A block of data
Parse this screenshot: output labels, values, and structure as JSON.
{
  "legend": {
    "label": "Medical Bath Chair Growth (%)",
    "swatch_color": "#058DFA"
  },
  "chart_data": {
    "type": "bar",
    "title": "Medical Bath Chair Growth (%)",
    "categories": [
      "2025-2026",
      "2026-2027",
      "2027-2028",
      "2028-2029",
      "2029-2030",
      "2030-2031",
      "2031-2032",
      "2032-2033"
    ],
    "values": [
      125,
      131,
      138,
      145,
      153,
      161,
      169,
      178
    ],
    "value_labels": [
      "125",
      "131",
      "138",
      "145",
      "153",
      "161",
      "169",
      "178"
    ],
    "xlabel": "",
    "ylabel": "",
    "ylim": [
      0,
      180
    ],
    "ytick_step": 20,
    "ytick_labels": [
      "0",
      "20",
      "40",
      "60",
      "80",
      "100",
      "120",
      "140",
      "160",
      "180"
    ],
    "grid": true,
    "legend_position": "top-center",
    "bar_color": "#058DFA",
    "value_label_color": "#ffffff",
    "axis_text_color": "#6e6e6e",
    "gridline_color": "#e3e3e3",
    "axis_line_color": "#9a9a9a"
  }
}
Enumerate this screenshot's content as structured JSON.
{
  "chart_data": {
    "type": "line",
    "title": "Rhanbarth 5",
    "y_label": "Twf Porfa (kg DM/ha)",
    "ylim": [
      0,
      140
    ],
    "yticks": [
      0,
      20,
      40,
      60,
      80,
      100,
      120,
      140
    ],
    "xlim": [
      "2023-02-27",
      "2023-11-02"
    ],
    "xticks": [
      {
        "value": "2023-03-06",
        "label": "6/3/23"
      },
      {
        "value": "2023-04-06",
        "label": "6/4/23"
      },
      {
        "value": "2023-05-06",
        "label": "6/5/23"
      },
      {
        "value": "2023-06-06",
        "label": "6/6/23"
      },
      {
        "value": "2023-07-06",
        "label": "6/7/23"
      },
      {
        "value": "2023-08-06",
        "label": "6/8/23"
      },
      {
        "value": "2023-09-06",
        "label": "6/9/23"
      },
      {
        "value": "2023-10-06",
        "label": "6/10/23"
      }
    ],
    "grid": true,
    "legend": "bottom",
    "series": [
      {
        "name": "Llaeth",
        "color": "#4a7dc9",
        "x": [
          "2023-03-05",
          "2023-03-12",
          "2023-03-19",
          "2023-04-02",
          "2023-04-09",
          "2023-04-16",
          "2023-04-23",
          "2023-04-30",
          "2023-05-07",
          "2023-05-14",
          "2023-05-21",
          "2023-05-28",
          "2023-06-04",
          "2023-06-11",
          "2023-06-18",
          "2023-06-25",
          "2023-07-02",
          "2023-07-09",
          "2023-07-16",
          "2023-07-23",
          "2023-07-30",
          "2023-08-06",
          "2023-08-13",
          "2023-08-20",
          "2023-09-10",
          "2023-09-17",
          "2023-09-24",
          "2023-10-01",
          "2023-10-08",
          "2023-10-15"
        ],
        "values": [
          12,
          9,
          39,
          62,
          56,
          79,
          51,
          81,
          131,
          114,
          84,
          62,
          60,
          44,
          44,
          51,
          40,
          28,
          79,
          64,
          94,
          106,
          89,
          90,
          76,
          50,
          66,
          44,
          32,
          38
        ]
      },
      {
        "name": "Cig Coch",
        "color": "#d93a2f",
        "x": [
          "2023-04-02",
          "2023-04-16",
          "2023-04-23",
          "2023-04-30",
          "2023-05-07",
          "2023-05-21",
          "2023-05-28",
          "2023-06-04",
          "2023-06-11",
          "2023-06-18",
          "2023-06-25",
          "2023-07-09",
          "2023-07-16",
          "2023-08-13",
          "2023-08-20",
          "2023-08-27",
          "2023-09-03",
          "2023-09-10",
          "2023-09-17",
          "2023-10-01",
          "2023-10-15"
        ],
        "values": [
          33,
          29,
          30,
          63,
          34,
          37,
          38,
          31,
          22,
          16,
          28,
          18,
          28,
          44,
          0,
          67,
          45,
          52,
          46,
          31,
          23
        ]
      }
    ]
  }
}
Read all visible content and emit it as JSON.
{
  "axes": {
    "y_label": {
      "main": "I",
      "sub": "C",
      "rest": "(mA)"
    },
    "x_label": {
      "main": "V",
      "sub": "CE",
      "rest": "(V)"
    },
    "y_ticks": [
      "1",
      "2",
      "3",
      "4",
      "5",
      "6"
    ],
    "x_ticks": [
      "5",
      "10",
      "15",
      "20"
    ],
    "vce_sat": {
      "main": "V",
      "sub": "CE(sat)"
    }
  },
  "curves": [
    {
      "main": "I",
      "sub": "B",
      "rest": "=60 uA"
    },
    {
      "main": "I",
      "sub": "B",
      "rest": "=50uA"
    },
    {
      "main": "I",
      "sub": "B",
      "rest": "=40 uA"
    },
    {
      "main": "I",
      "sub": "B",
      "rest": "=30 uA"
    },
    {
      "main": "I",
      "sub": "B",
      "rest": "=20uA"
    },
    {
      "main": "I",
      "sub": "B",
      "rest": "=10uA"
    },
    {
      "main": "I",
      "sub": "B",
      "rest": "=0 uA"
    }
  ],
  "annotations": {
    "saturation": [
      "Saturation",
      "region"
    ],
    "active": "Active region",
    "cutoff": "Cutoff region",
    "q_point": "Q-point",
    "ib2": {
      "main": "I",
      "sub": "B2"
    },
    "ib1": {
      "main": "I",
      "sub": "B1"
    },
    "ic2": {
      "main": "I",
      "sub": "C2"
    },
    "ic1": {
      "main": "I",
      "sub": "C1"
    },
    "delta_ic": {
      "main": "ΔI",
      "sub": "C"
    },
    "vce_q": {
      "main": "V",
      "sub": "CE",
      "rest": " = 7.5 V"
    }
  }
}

• What is needed:
Print the records once more, exactly as they were given.

• Task result:
Parse this screenshot: output labels, values, and structure as JSON.
{
  "legend": {
    "label": "Medical Bath Chair Growth (%)",
    "swatch_color": "#058DFA"
  },
  "chart_data": {
    "type": "bar",
    "title": "Medical Bath Chair Growth (%)",
    "categories": [
      "2025-2026",
      "2026-2027",
      "2027-2028",
      "2028-2029",
      "2029-2030",
      "2030-2031",
      "2031-2032",
      "2032-2033"
    ],
    "values": [
      125,
      131,
      138,
      145,
      153,
      161,
      169,
      178
    ],
    "value_labels": [
      "125",
      "131",
      "138",
      "145",
      "153",
      "161",
      "169",
      "178"
    ],
    "xlabel": "",
    "ylabel": "",
    "ylim": [
      0,
      180
    ],
    "ytick_step": 20,
    "ytick_labels": [
      "0",
      "20",
      "40",
      "60",
      "80",
      "100",
      "120",
      "140",
      "160",
      "180"
    ],
    "grid": true,
    "legend_position": "top-center",
    "bar_color": "#058DFA",
    "value_label_color": "#ffffff",
    "axis_text_color": "#6e6e6e",
    "gridline_color": "#e3e3e3",
    "axis_line_color": "#9a9a9a"
  }
}
Enumerate this screenshot's content as structured JSON.
{
  "chart_data": {
    "type": "line",
    "title": "Rhanbarth 5",
    "y_label": "Twf Porfa (kg DM/ha)",
    "ylim": [
      0,
      140
    ],
    "yticks": [
      0,
      20,
      40,
      60,
      80,
      100,
      120,
      140
    ],
    "xlim": [
      "2023-02-27",
      "2023-11-02"
    ],
    "xticks": [
      {
        "value": "2023-03-06",
        "label": "6/3/23"
      },
      {
        "value": "2023-04-06",
        "label": "6/4/23"
      },
      {
        "value": "2023-05-06",
        "label": "6/5/23"
      },
      {
        "value": "2023-06-06",
        "label": "6/6/23"
      },
      {
        "value": "2023-07-06",
        "label": "6/7/23"
      },
      {
        "value": "2023-08-06",
        "label": "6/8/23"
      },
      {
        "value": "2023-09-06",
        "label": "6/9/23"
      },
      {
        "value": "2023-10-06",
        "label": "6/10/23"
      }
    ],
    "grid": true,
    "legend": "bottom",
    "series": [
      {
        "name": "Llaeth",
        "color": "#4a7dc9",
        "x": [
          "2023-03-05",
          "2023-03-12",
          "2023-03-19",
          "2023-04-02",
          "2023-04-09",
          "2023-04-16",
          "2023-04-23",
          "2023-04-30",
          "2023-05-07",
          "2023-05-14",
          "2023-05-21",
          "2023-05-28",
          "2023-06-04",
          "2023-06-11",
          "2023-06-18",
          "2023-06-25",
          "2023-07-02",
          "2023-07-09",
          "2023-07-16",
          "2023-07-23",
          "2023-07-30",
          "2023-08-06",
          "2023-08-13",
          "2023-08-20",
          "2023-09-10",
          "2023-09-17",
          "2023-09-24",
          "2023-10-01",
          "2023-10-08",
          "2023-10-15"
        ],
        "values": [
          12,
          9,
          39,
          62,
          56,
          79,
          51,
          81,
          131,
          114,
          84,
          62,
          60,
          44,
          44,
          51,
          40,
          28,
          79,
          64,
          94,
          106,
          89,
          90,
          76,
          50,
          66,
          44,
          32,
          38
        ]
      },
      {
        "name": "Cig Coch",
        "color": "#d93a2f",
        "x": [
          "2023-04-02",
          "2023-04-16",
          "2023-04-23",
          "2023-04-30",
          "2023-05-07",
          "2023-05-21",
          "2023-05-28",
          "2023-06-04",
          "2023-06-11",
          "2023-06-18",
          "2023-06-25",
          "2023-07-09",
          "2023-07-16",
          "2023-08-13",
          "2023-08-20",
          "2023-08-27",
          "2023-09-03",
          "2023-09-10",
          "2023-09-17",
          "2023-10-01",
          "2023-10-15"
        ],
        "values": [
          33,
          29,
          30,
          63,
          34,
          37,
          38,
          31,
          22,
          16,
          28,
          18,
          28,
          44,
          0,
          67,
          45,
          52,
          46,
          31,
          23
        ]
      }
    ]
  }
}
Read all visible content and emit it as JSON.
{
  "axes": {
    "y_label": {
      "main": "I",
      "sub": "C",
      "rest": "(mA)"
    },
    "x_label": {
      "main": "V",
      "sub": "CE",
      "rest": "(V)"
    },
    "y_ticks": [
      "1",
      "2",
      "3",
      "4",
      "5",
      "6"
    ],
    "x_ticks": [
      "5",
      "10",
      "15",
      "20"
    ],
    "vce_sat": {
      "main": "V",
      "sub": "CE(sat)"
    }
  },
  "curves": [
    {
      "main": "I",
      "sub": "B",
      "rest": "=60 uA"
    },
    {
      "main": "I",
      "sub": "B",
      "rest": "=50uA"
    },
    {
      "main": "I",
      "sub": "B",
      "rest": "=40 uA"
    },
    {
      "main": "I",
      "sub": "B",
      "rest": "=30 uA"
    },
    {
      "main": "I",
      "sub": "B",
      "rest": "=20uA"
    },
    {
      "main": "I",
      "sub": "B",
      "rest": "=10uA"
    },
    {
      "main": "I",
      "sub": "B",
      "rest": "=0 uA"
    }
  ],
  "annotations": {
    "saturation": [
      "Saturation",
      "region"
    ],
    "active": "Active region",
    "cutoff": "Cutoff region",
    "q_point": "Q-point",
    "ib2": {
      "main": "I",
      "sub": "B2"
    },
    "ib1": {
      "main": "I",
      "sub": "B1"
    },
    "ic2": {
      "main": "I",
      "sub": "C2"
    },
    "ic1": {
      "main": "I",
      "sub": "C1"
    },
    "delta_ic": {
      "main": "ΔI",
      "sub": "C"
    },
    "vce_q": {
      "main": "V",
      "sub": "CE",
      "rest": " = 7.5 V"
    }
  }
}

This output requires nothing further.